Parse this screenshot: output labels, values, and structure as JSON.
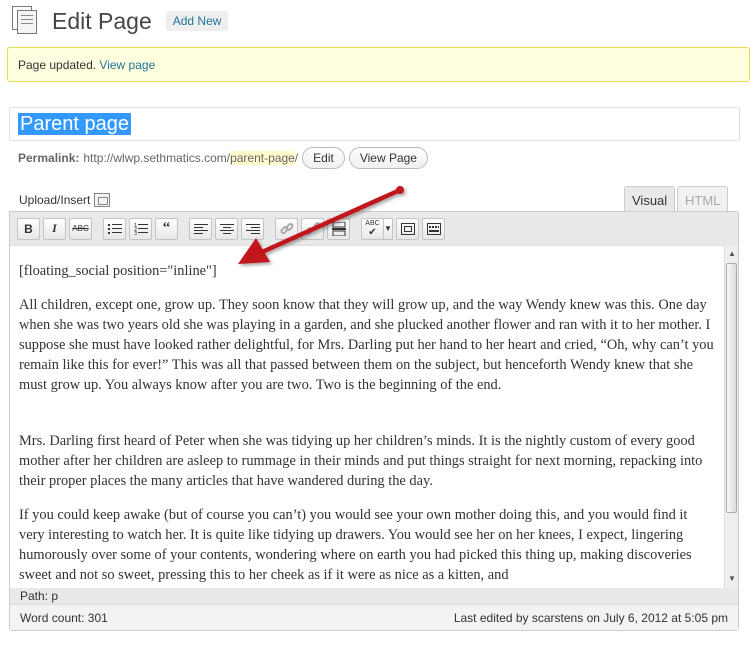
{
  "header": {
    "title": "Edit Page",
    "add_new": "Add New"
  },
  "notice": {
    "text": "Page updated.",
    "link": "View page"
  },
  "title_field": {
    "value": "Parent page"
  },
  "permalink": {
    "label": "Permalink:",
    "base": "http://wlwp.sethmatics.com/",
    "slug": "parent-page",
    "trail": "/",
    "edit_label": "Edit",
    "view_label": "View Page"
  },
  "upload": {
    "label": "Upload/Insert"
  },
  "tabs": {
    "visual": "Visual",
    "html": "HTML"
  },
  "toolbar": {
    "bold": "B",
    "italic": "I",
    "strike": "ABC",
    "bullets": "bullet-list-icon",
    "numbered": "numbered-list-icon",
    "quote": "blockquote-icon",
    "align_left": "align-left-icon",
    "align_center": "align-center-icon",
    "align_right": "align-right-icon",
    "link": "link-icon",
    "unlink": "unlink-icon",
    "more": "more-tag-icon",
    "spellcheck": "ABC",
    "fullscreen": "fullscreen-icon",
    "kitchen_sink": "kitchen-sink-icon"
  },
  "content": {
    "shortcode": "[floating_social position=\"inline\"]",
    "p1": "All children, except one, grow up. They soon know that they will grow up, and the way Wendy knew was this. One day when she was two years old she was playing in a garden, and she plucked another flower and ran with it to her mother. I suppose she must have looked rather delightful, for Mrs. Darling put her hand to her heart and cried, “Oh, why can’t you remain like this for ever!” This was all that passed between them on the subject, but henceforth Wendy knew that she must grow up. You always know after you are two. Two is the beginning of the end.",
    "p2": "Mrs. Darling first heard of Peter when she was tidying up her children’s minds. It is the nightly custom of every good mother after her children are asleep to rummage in their minds and put things straight for next morning, repacking into their proper places the many articles that have wandered during the day.",
    "p3": "If you could keep awake (but of course you can’t) you would see your own mother doing this, and you would find it very interesting to watch her. It is quite like tidying up drawers. You would see her on her knees, I expect, lingering humorously over some of your contents, wondering where on earth you had picked this thing up, making discoveries sweet and not so sweet, pressing this to her cheek as if it were as nice as a kitten, and"
  },
  "path": {
    "label": "Path:",
    "value": "p"
  },
  "status": {
    "word_count": "Word count: 301",
    "last_edited": "Last edited by scarstens on July 6, 2012 at 5:05 pm"
  },
  "colors": {
    "accent_link": "#21759b",
    "notice_bg": "#ffffe0",
    "annotation_arrow": "#c1141a",
    "selection": "#3399ff"
  }
}
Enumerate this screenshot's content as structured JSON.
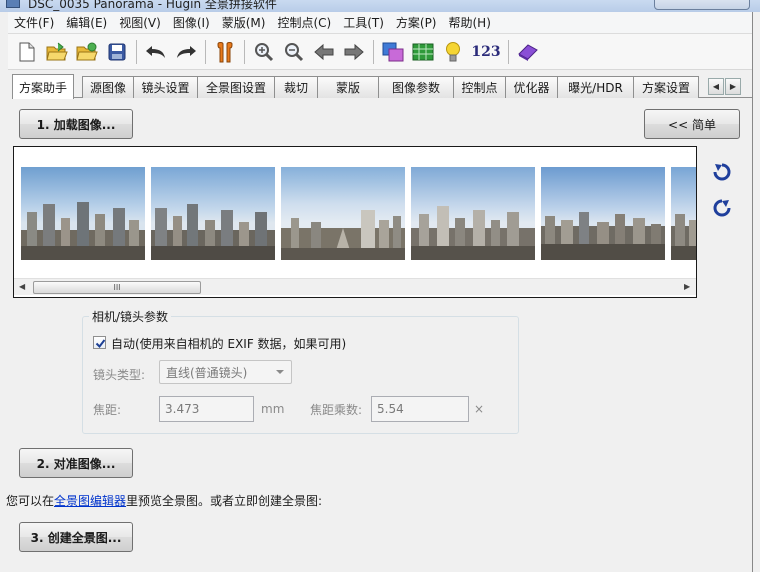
{
  "window": {
    "title": "DSC_0035 Panorama - Hugin 全景拼接软件"
  },
  "menu": [
    {
      "label": "文件(F)"
    },
    {
      "label": "编辑(E)"
    },
    {
      "label": "视图(V)"
    },
    {
      "label": "图像(I)"
    },
    {
      "label": "蒙版(M)"
    },
    {
      "label": "控制点(C)"
    },
    {
      "label": "工具(T)"
    },
    {
      "label": "方案(P)"
    },
    {
      "label": "帮助(H)"
    }
  ],
  "toolbar": {
    "icons": [
      "new-document-icon",
      "open-folder-icon",
      "open-folder-add-icon",
      "save-icon",
      "undo-icon",
      "redo-icon",
      "assistant-tools-icon",
      "zoom-in-icon",
      "zoom-out-icon",
      "back-arrow-icon",
      "forward-arrow-icon",
      "preview-icon",
      "table-icon",
      "lightbulb-icon",
      "control-points-icon",
      "eraser-icon"
    ],
    "number_label": "123"
  },
  "tabs": [
    {
      "label": "方案助手",
      "active": true
    },
    {
      "label": "源图像"
    },
    {
      "label": "镜头设置"
    },
    {
      "label": "全景图设置"
    },
    {
      "label": "裁切"
    },
    {
      "label": "蒙版"
    },
    {
      "label": "图像参数"
    },
    {
      "label": "控制点"
    },
    {
      "label": "优化器"
    },
    {
      "label": "曝光/HDR"
    },
    {
      "label": "方案设置"
    }
  ],
  "assistant": {
    "load_button": "1. 加载图像...",
    "simple_button": "<< 简单",
    "scrollbar_grip": "III",
    "lens_group": {
      "title": "相机/镜头参数",
      "auto_checked": true,
      "auto_label": "自动(使用来自相机的 EXIF 数据，如果可用)",
      "lens_type_label": "镜头类型:",
      "lens_type_value": "直线(普通镜头)",
      "focal_label": "焦距:",
      "focal_value": "3.473",
      "focal_unit": "mm",
      "crop_label": "焦距乘数:",
      "crop_value": "5.54",
      "crop_unit": "×"
    },
    "align_button": "2. 对准图像...",
    "hint_prefix": "您可以在",
    "hint_link": "全景图编辑器",
    "hint_suffix": "里预览全景图。或者立即创建全景图:",
    "create_button": "3. 创建全景图..."
  },
  "colors": {
    "accent_blue": "#0033cc",
    "tab_border": "#8e8f8f"
  }
}
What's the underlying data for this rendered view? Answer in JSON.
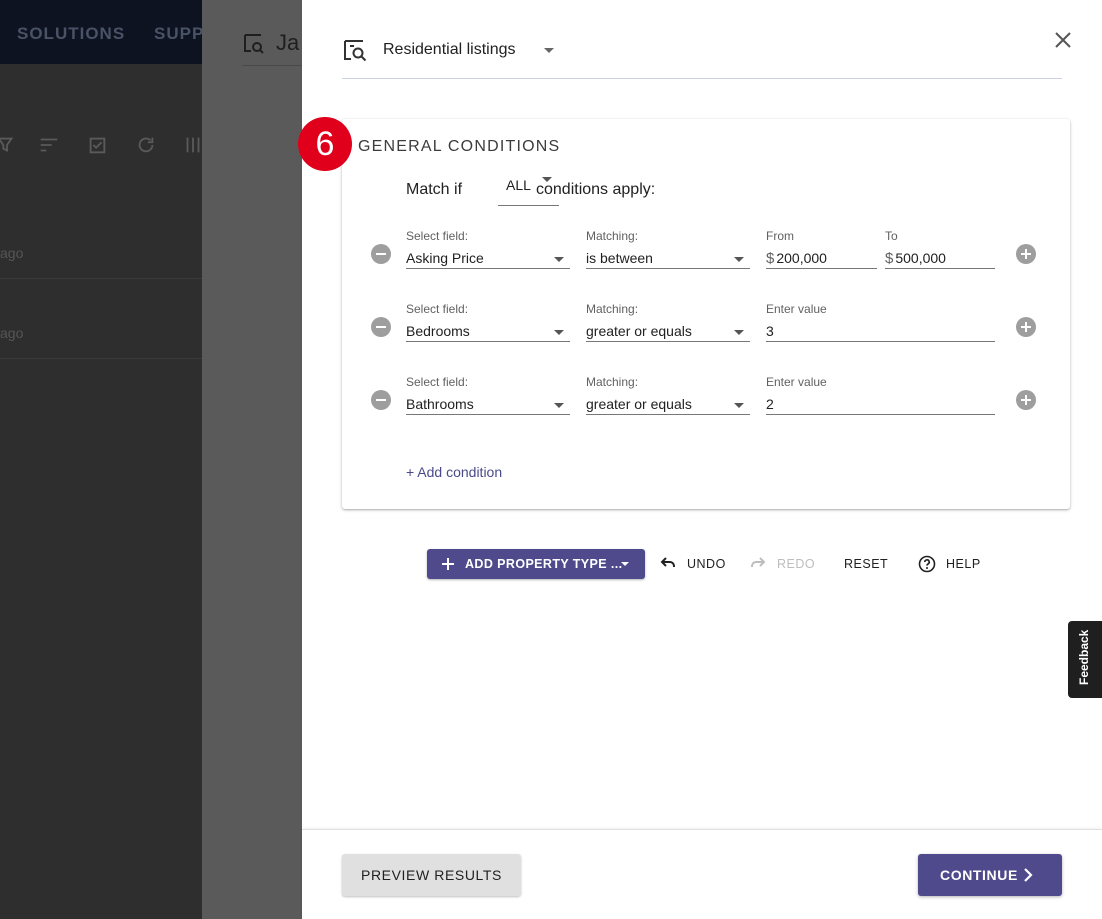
{
  "background": {
    "nav_items": [
      "SOLUTIONS",
      "SUPP"
    ],
    "strip_title": "Ja",
    "rows": [
      "ago",
      "ago"
    ]
  },
  "dialog": {
    "listing_select": "Residential listings",
    "card": {
      "step_badge": "6",
      "title": "GENERAL CONDITIONS",
      "match_prefix": "Match if",
      "match_value": "ALL",
      "match_suffix": "conditions apply:",
      "conditions": [
        {
          "field_label": "Select field:",
          "field_value": "Asking Price",
          "matching_label": "Matching:",
          "matching_value": "is between",
          "from_label": "From",
          "from_currency": "$",
          "from_value": "200,000",
          "to_label": "To",
          "to_currency": "$",
          "to_value": "500,000"
        },
        {
          "field_label": "Select field:",
          "field_value": "Bedrooms",
          "matching_label": "Matching:",
          "matching_value": "greater or equals",
          "value_label": "Enter value",
          "value": "3"
        },
        {
          "field_label": "Select field:",
          "field_value": "Bathrooms",
          "matching_label": "Matching:",
          "matching_value": "greater or equals",
          "value_label": "Enter value",
          "value": "2"
        }
      ],
      "add_condition": "+ Add condition"
    },
    "toolbar": {
      "add_property_type": "ADD PROPERTY TYPE ...",
      "undo": "UNDO",
      "redo": "REDO",
      "reset": "RESET",
      "help": "HELP"
    },
    "footer": {
      "preview": "PREVIEW RESULTS",
      "continue": "CONTINUE"
    }
  },
  "feedback_tab": "Feedback",
  "colors": {
    "accent": "#4f4a8b",
    "badge": "#e0001b",
    "link": "#4a4a8a"
  }
}
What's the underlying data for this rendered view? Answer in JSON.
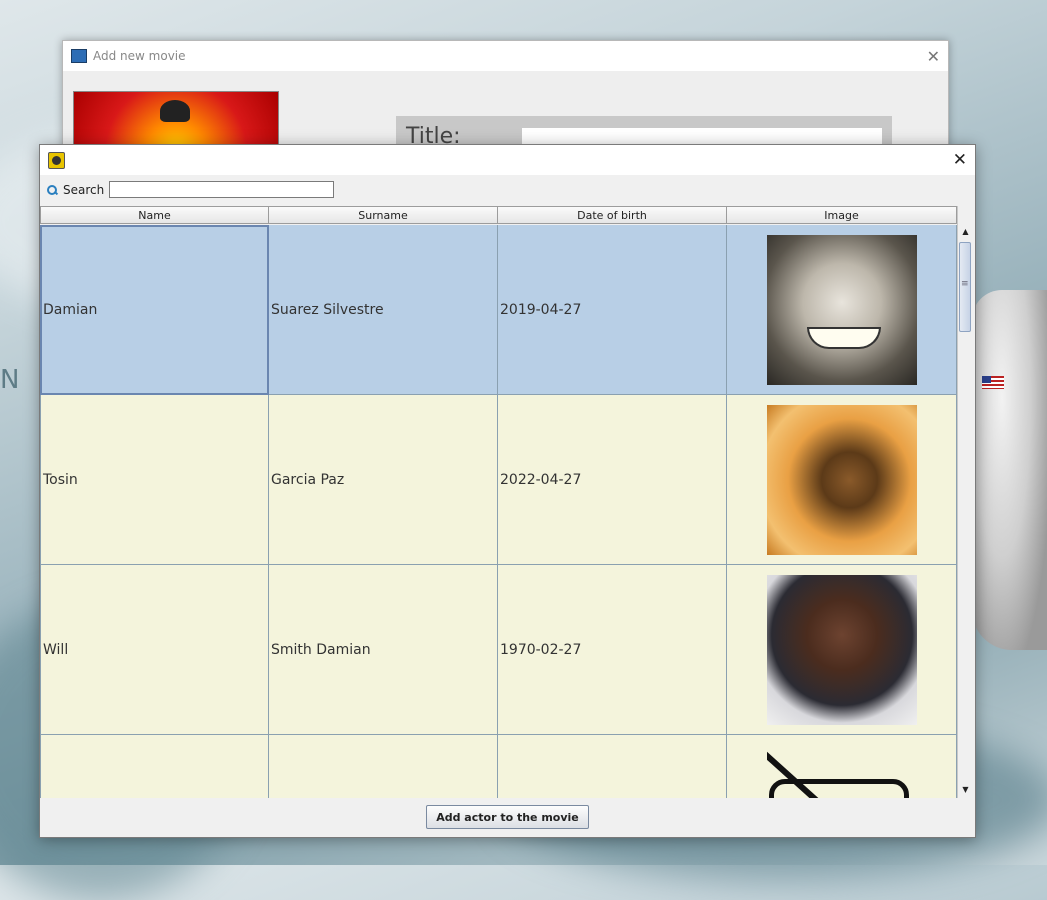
{
  "back_window": {
    "title": "Add new movie",
    "title_label": "Title:"
  },
  "dialog": {
    "search": {
      "label": "Search",
      "value": ""
    },
    "table": {
      "columns": [
        {
          "label": "Name"
        },
        {
          "label": "Surname"
        },
        {
          "label": "Date of birth"
        },
        {
          "label": "Image"
        }
      ],
      "rows": [
        {
          "name": "Damian",
          "surname": "Suarez Silvestre",
          "dob": "2019-04-27",
          "image": "cat-photo",
          "selected": true
        },
        {
          "name": "Tosin",
          "surname": "Garcia Paz",
          "dob": "2022-04-27",
          "image": "hedgehog-photo",
          "selected": false
        },
        {
          "name": "Will",
          "surname": "Smith Damian",
          "dob": "1970-02-27",
          "image": "man-portrait-photo",
          "selected": false
        },
        {
          "name": "",
          "surname": "",
          "dob": "",
          "image": "no-photo-icon",
          "selected": false
        }
      ]
    },
    "add_button_label": "Add  actor to the movie"
  }
}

WORK INSTRUCTIONS. Reproduce the data word for word, excluding its pictures.

WORKED ANSWER.
Parse this screenshot: output labels, values, and structure as JSON.
{
  "header": {
    "title": "Edit Page",
    "add_new": "Add New"
  },
  "notice": {
    "text": "Page updated.",
    "link": "View page"
  },
  "title_field": {
    "value": "Parent page"
  },
  "permalink": {
    "label": "Permalink:",
    "base": "http://wlwp.sethmatics.com/",
    "slug": "parent-page",
    "trail": "/",
    "edit_label": "Edit",
    "view_label": "View Page"
  },
  "upload": {
    "label": "Upload/Insert"
  },
  "tabs": {
    "visual": "Visual",
    "html": "HTML"
  },
  "toolbar": {
    "bold": "B",
    "italic": "I",
    "strike": "ABC",
    "bullets": "bullet-list-icon",
    "numbered": "numbered-list-icon",
    "quote": "blockquote-icon",
    "align_left": "align-left-icon",
    "align_center": "align-center-icon",
    "align_right": "align-right-icon",
    "link": "link-icon",
    "unlink": "unlink-icon",
    "more": "more-tag-icon",
    "spellcheck": "ABC",
    "fullscreen": "fullscreen-icon",
    "kitchen_sink": "kitchen-sink-icon"
  },
  "content": {
    "shortcode": "[floating_social position=\"inline\"]",
    "p1": "All children, except one, grow up. They soon know that they will grow up, and the way Wendy knew was this. One day when she was two years old she was playing in a garden, and she plucked another flower and ran with it to her mother. I suppose she must have looked rather delightful, for Mrs. Darling put her hand to her heart and cried, “Oh, why can’t you remain like this for ever!” This was all that passed between them on the subject, but henceforth Wendy knew that she must grow up. You always know after you are two. Two is the beginning of the end.",
    "p2": "Mrs. Darling first heard of Peter when she was tidying up her children’s minds. It is the nightly custom of every good mother after her children are asleep to rummage in their minds and put things straight for next morning, repacking into their proper places the many articles that have wandered during the day.",
    "p3": "If you could keep awake (but of course you can’t) you would see your own mother doing this, and you would find it very interesting to watch her. It is quite like tidying up drawers. You would see her on her knees, I expect, lingering humorously over some of your contents, wondering where on earth you had picked this thing up, making discoveries sweet and not so sweet, pressing this to her cheek as if it were as nice as a kitten, and"
  },
  "path": {
    "label": "Path:",
    "value": "p"
  },
  "status": {
    "word_count": "Word count: 301",
    "last_edited": "Last edited by scarstens on July 6, 2012 at 5:05 pm"
  },
  "colors": {
    "accent_link": "#21759b",
    "notice_bg": "#ffffe0",
    "annotation_arrow": "#c1141a",
    "selection": "#3399ff"
  }
}
Enumerate this screenshot's content as structured JSON.
{
  "window": {
    "title": "DSC_0035 Panorama - Hugin 全景拼接软件"
  },
  "menu": [
    {
      "label": "文件(F)"
    },
    {
      "label": "编辑(E)"
    },
    {
      "label": "视图(V)"
    },
    {
      "label": "图像(I)"
    },
    {
      "label": "蒙版(M)"
    },
    {
      "label": "控制点(C)"
    },
    {
      "label": "工具(T)"
    },
    {
      "label": "方案(P)"
    },
    {
      "label": "帮助(H)"
    }
  ],
  "toolbar": {
    "icons": [
      "new-document-icon",
      "open-folder-icon",
      "open-folder-add-icon",
      "save-icon",
      "undo-icon",
      "redo-icon",
      "assistant-tools-icon",
      "zoom-in-icon",
      "zoom-out-icon",
      "back-arrow-icon",
      "forward-arrow-icon",
      "preview-icon",
      "table-icon",
      "lightbulb-icon",
      "control-points-icon",
      "eraser-icon"
    ],
    "number_label": "123"
  },
  "tabs": [
    {
      "label": "方案助手",
      "active": true
    },
    {
      "label": "源图像"
    },
    {
      "label": "镜头设置"
    },
    {
      "label": "全景图设置"
    },
    {
      "label": "裁切"
    },
    {
      "label": "蒙版"
    },
    {
      "label": "图像参数"
    },
    {
      "label": "控制点"
    },
    {
      "label": "优化器"
    },
    {
      "label": "曝光/HDR"
    },
    {
      "label": "方案设置"
    }
  ],
  "assistant": {
    "load_button": "1. 加载图像...",
    "simple_button": "<< 简单",
    "scrollbar_grip": "III",
    "lens_group": {
      "title": "相机/镜头参数",
      "auto_checked": true,
      "auto_label": "自动(使用来自相机的 EXIF 数据，如果可用)",
      "lens_type_label": "镜头类型:",
      "lens_type_value": "直线(普通镜头)",
      "focal_label": "焦距:",
      "focal_value": "3.473",
      "focal_unit": "mm",
      "crop_label": "焦距乘数:",
      "crop_value": "5.54",
      "crop_unit": "×"
    },
    "align_button": "2. 对准图像...",
    "hint_prefix": "您可以在",
    "hint_link": "全景图编辑器",
    "hint_suffix": "里预览全景图。或者立即创建全景图:",
    "create_button": "3. 创建全景图..."
  },
  "colors": {
    "accent_blue": "#0033cc",
    "tab_border": "#8e8f8f"
  }
}
What's the underlying data for this rendered view? Answer in JSON.
{
  "background": {
    "nav_items": [
      "SOLUTIONS",
      "SUPP"
    ],
    "strip_title": "Ja",
    "rows": [
      "ago",
      "ago"
    ]
  },
  "dialog": {
    "listing_select": "Residential listings",
    "card": {
      "step_badge": "6",
      "title": "GENERAL CONDITIONS",
      "match_prefix": "Match if",
      "match_value": "ALL",
      "match_suffix": "conditions apply:",
      "conditions": [
        {
          "field_label": "Select field:",
          "field_value": "Asking Price",
          "matching_label": "Matching:",
          "matching_value": "is between",
          "from_label": "From",
          "from_currency": "$",
          "from_value": "200,000",
          "to_label": "To",
          "to_currency": "$",
          "to_value": "500,000"
        },
        {
          "field_label": "Select field:",
          "field_value": "Bedrooms",
          "matching_label": "Matching:",
          "matching_value": "greater or equals",
          "value_label": "Enter value",
          "value": "3"
        },
        {
          "field_label": "Select field:",
          "field_value": "Bathrooms",
          "matching_label": "Matching:",
          "matching_value": "greater or equals",
          "value_label": "Enter value",
          "value": "2"
        }
      ],
      "add_condition": "+ Add condition"
    },
    "toolbar": {
      "add_property_type": "ADD PROPERTY TYPE ...",
      "undo": "UNDO",
      "redo": "REDO",
      "reset": "RESET",
      "help": "HELP"
    },
    "footer": {
      "preview": "PREVIEW RESULTS",
      "continue": "CONTINUE"
    }
  },
  "feedback_tab": "Feedback",
  "colors": {
    "accent": "#4f4a8b",
    "badge": "#e0001b",
    "link": "#4a4a8a"
  }
}
What's the underlying data for this rendered view? Answer in JSON.
{
  "back_window": {
    "title": "Add new movie",
    "title_label": "Title:"
  },
  "dialog": {
    "search": {
      "label": "Search",
      "value": ""
    },
    "table": {
      "columns": [
        {
          "label": "Name"
        },
        {
          "label": "Surname"
        },
        {
          "label": "Date of birth"
        },
        {
          "label": "Image"
        }
      ],
      "rows": [
        {
          "name": "Damian",
          "surname": "Suarez Silvestre",
          "dob": "2019-04-27",
          "image": "cat-photo",
          "selected": true
        },
        {
          "name": "Tosin",
          "surname": "Garcia Paz",
          "dob": "2022-04-27",
          "image": "hedgehog-photo",
          "selected": false
        },
        {
          "name": "Will",
          "surname": "Smith Damian",
          "dob": "1970-02-27",
          "image": "man-portrait-photo",
          "selected": false
        },
        {
          "name": "",
          "surname": "",
          "dob": "",
          "image": "no-photo-icon",
          "selected": false
        }
      ]
    },
    "add_button_label": "Add  actor to the movie"
  }
}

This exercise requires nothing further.